* **Supplied data**:
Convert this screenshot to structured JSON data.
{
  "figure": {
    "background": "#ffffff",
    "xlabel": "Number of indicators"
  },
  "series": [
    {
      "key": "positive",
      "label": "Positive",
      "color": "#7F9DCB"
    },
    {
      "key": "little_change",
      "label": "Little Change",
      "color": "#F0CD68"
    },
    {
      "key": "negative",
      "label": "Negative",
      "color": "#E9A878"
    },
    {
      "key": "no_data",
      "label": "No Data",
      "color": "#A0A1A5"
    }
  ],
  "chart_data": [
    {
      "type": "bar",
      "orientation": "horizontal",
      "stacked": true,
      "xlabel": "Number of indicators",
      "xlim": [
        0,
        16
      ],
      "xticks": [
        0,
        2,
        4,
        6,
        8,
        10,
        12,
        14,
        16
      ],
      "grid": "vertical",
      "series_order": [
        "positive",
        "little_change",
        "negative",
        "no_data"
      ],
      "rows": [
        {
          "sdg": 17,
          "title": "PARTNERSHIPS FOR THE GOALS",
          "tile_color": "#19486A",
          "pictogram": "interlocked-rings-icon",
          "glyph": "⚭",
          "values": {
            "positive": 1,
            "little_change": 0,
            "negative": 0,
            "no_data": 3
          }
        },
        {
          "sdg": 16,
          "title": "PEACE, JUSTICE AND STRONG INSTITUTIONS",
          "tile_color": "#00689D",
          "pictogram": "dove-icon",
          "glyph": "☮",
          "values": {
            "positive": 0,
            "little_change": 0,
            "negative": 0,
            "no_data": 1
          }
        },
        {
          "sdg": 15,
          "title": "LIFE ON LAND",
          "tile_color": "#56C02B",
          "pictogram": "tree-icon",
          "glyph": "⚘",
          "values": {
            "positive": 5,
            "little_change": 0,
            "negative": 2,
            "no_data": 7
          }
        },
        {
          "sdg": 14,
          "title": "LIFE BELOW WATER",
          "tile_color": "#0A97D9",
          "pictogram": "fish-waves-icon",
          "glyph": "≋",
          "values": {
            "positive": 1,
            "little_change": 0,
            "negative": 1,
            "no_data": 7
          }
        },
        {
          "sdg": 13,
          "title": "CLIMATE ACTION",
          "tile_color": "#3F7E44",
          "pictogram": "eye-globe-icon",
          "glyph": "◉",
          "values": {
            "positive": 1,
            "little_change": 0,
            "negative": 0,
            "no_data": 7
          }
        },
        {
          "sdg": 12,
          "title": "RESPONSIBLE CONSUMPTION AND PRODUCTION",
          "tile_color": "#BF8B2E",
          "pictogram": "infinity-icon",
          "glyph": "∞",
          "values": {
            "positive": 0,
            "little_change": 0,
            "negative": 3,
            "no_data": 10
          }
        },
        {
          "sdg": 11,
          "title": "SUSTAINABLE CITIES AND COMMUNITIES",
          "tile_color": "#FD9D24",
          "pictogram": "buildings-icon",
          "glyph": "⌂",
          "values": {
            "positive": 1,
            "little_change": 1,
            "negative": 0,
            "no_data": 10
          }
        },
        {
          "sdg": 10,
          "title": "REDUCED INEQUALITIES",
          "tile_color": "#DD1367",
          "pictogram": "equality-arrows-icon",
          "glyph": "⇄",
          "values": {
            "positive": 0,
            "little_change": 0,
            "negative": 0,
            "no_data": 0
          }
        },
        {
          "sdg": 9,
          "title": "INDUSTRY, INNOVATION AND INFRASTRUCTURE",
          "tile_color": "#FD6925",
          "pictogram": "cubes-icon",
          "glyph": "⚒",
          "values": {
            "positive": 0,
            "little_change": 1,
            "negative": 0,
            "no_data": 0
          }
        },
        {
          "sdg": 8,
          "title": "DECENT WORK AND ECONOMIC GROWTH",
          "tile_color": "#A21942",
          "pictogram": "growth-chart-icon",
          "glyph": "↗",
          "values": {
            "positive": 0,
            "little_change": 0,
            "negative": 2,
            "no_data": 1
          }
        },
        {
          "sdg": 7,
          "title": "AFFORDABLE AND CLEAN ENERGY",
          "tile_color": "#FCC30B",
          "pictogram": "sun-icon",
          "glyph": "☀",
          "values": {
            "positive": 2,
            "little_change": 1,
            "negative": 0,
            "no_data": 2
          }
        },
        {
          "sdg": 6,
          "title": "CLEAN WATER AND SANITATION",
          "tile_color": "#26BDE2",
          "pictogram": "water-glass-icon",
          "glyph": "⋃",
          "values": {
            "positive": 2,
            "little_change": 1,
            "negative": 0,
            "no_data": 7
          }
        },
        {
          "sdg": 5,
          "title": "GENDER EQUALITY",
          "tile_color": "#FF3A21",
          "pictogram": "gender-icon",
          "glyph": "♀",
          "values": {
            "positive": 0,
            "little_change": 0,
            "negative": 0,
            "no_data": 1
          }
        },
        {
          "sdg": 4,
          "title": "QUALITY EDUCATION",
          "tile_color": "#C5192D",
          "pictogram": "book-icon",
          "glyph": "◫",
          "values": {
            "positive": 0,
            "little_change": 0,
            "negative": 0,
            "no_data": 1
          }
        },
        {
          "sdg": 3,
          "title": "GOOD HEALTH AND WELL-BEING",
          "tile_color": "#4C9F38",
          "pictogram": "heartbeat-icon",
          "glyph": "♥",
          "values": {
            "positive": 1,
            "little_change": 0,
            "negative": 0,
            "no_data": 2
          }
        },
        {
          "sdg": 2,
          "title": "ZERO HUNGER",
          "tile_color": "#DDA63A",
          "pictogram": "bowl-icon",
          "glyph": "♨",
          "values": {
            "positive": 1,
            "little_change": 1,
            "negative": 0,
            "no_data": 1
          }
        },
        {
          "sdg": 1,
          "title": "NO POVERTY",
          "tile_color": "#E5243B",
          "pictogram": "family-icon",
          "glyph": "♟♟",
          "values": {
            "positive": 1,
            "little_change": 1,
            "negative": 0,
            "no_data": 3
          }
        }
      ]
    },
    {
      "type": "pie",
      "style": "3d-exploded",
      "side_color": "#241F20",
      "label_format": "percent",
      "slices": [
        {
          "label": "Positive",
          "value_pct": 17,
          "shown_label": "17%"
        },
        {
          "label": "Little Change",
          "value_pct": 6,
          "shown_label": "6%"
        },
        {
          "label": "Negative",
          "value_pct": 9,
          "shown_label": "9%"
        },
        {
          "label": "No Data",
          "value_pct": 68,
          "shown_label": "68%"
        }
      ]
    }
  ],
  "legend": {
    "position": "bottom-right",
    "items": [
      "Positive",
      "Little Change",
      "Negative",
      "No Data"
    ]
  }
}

* **Problem requirements**:
Above are the records; copy all of them exactly.

* **Task solution**:
Convert this screenshot to structured JSON data.
{
  "figure": {
    "background": "#ffffff",
    "xlabel": "Number of indicators"
  },
  "series": [
    {
      "key": "positive",
      "label": "Positive",
      "color": "#7F9DCB"
    },
    {
      "key": "little_change",
      "label": "Little Change",
      "color": "#F0CD68"
    },
    {
      "key": "negative",
      "label": "Negative",
      "color": "#E9A878"
    },
    {
      "key": "no_data",
      "label": "No Data",
      "color": "#A0A1A5"
    }
  ],
  "chart_data": [
    {
      "type": "bar",
      "orientation": "horizontal",
      "stacked": true,
      "xlabel": "Number of indicators",
      "xlim": [
        0,
        16
      ],
      "xticks": [
        0,
        2,
        4,
        6,
        8,
        10,
        12,
        14,
        16
      ],
      "grid": "vertical",
      "series_order": [
        "positive",
        "little_change",
        "negative",
        "no_data"
      ],
      "rows": [
        {
          "sdg": 17,
          "title": "PARTNERSHIPS FOR THE GOALS",
          "tile_color": "#19486A",
          "pictogram": "interlocked-rings-icon",
          "glyph": "⚭",
          "values": {
            "positive": 1,
            "little_change": 0,
            "negative": 0,
            "no_data": 3
          }
        },
        {
          "sdg": 16,
          "title": "PEACE, JUSTICE AND STRONG INSTITUTIONS",
          "tile_color": "#00689D",
          "pictogram": "dove-icon",
          "glyph": "☮",
          "values": {
            "positive": 0,
            "little_change": 0,
            "negative": 0,
            "no_data": 1
          }
        },
        {
          "sdg": 15,
          "title": "LIFE ON LAND",
          "tile_color": "#56C02B",
          "pictogram": "tree-icon",
          "glyph": "⚘",
          "values": {
            "positive": 5,
            "little_change": 0,
            "negative": 2,
            "no_data": 7
          }
        },
        {
          "sdg": 14,
          "title": "LIFE BELOW WATER",
          "tile_color": "#0A97D9",
          "pictogram": "fish-waves-icon",
          "glyph": "≋",
          "values": {
            "positive": 1,
            "little_change": 0,
            "negative": 1,
            "no_data": 7
          }
        },
        {
          "sdg": 13,
          "title": "CLIMATE ACTION",
          "tile_color": "#3F7E44",
          "pictogram": "eye-globe-icon",
          "glyph": "◉",
          "values": {
            "positive": 1,
            "little_change": 0,
            "negative": 0,
            "no_data": 7
          }
        },
        {
          "sdg": 12,
          "title": "RESPONSIBLE CONSUMPTION AND PRODUCTION",
          "tile_color": "#BF8B2E",
          "pictogram": "infinity-icon",
          "glyph": "∞",
          "values": {
            "positive": 0,
            "little_change": 0,
            "negative": 3,
            "no_data": 10
          }
        },
        {
          "sdg": 11,
          "title": "SUSTAINABLE CITIES AND COMMUNITIES",
          "tile_color": "#FD9D24",
          "pictogram": "buildings-icon",
          "glyph": "⌂",
          "values": {
            "positive": 1,
            "little_change": 1,
            "negative": 0,
            "no_data": 10
          }
        },
        {
          "sdg": 10,
          "title": "REDUCED INEQUALITIES",
          "tile_color": "#DD1367",
          "pictogram": "equality-arrows-icon",
          "glyph": "⇄",
          "values": {
            "positive": 0,
            "little_change": 0,
            "negative": 0,
            "no_data": 0
          }
        },
        {
          "sdg": 9,
          "title": "INDUSTRY, INNOVATION AND INFRASTRUCTURE",
          "tile_color": "#FD6925",
          "pictogram": "cubes-icon",
          "glyph": "⚒",
          "values": {
            "positive": 0,
            "little_change": 1,
            "negative": 0,
            "no_data": 0
          }
        },
        {
          "sdg": 8,
          "title": "DECENT WORK AND ECONOMIC GROWTH",
          "tile_color": "#A21942",
          "pictogram": "growth-chart-icon",
          "glyph": "↗",
          "values": {
            "positive": 0,
            "little_change": 0,
            "negative": 2,
            "no_data": 1
          }
        },
        {
          "sdg": 7,
          "title": "AFFORDABLE AND CLEAN ENERGY",
          "tile_color": "#FCC30B",
          "pictogram": "sun-icon",
          "glyph": "☀",
          "values": {
            "positive": 2,
            "little_change": 1,
            "negative": 0,
            "no_data": 2
          }
        },
        {
          "sdg": 6,
          "title": "CLEAN WATER AND SANITATION",
          "tile_color": "#26BDE2",
          "pictogram": "water-glass-icon",
          "glyph": "⋃",
          "values": {
            "positive": 2,
            "little_change": 1,
            "negative": 0,
            "no_data": 7
          }
        },
        {
          "sdg": 5,
          "title": "GENDER EQUALITY",
          "tile_color": "#FF3A21",
          "pictogram": "gender-icon",
          "glyph": "♀",
          "values": {
            "positive": 0,
            "little_change": 0,
            "negative": 0,
            "no_data": 1
          }
        },
        {
          "sdg": 4,
          "title": "QUALITY EDUCATION",
          "tile_color": "#C5192D",
          "pictogram": "book-icon",
          "glyph": "◫",
          "values": {
            "positive": 0,
            "little_change": 0,
            "negative": 0,
            "no_data": 1
          }
        },
        {
          "sdg": 3,
          "title": "GOOD HEALTH AND WELL-BEING",
          "tile_color": "#4C9F38",
          "pictogram": "heartbeat-icon",
          "glyph": "♥",
          "values": {
            "positive": 1,
            "little_change": 0,
            "negative": 0,
            "no_data": 2
          }
        },
        {
          "sdg": 2,
          "title": "ZERO HUNGER",
          "tile_color": "#DDA63A",
          "pictogram": "bowl-icon",
          "glyph": "♨",
          "values": {
            "positive": 1,
            "little_change": 1,
            "negative": 0,
            "no_data": 1
          }
        },
        {
          "sdg": 1,
          "title": "NO POVERTY",
          "tile_color": "#E5243B",
          "pictogram": "family-icon",
          "glyph": "♟♟",
          "values": {
            "positive": 1,
            "little_change": 1,
            "negative": 0,
            "no_data": 3
          }
        }
      ]
    },
    {
      "type": "pie",
      "style": "3d-exploded",
      "side_color": "#241F20",
      "label_format": "percent",
      "slices": [
        {
          "label": "Positive",
          "value_pct": 17,
          "shown_label": "17%"
        },
        {
          "label": "Little Change",
          "value_pct": 6,
          "shown_label": "6%"
        },
        {
          "label": "Negative",
          "value_pct": 9,
          "shown_label": "9%"
        },
        {
          "label": "No Data",
          "value_pct": 68,
          "shown_label": "68%"
        }
      ]
    }
  ],
  "legend": {
    "position": "bottom-right",
    "items": [
      "Positive",
      "Little Change",
      "Negative",
      "No Data"
    ]
  }
}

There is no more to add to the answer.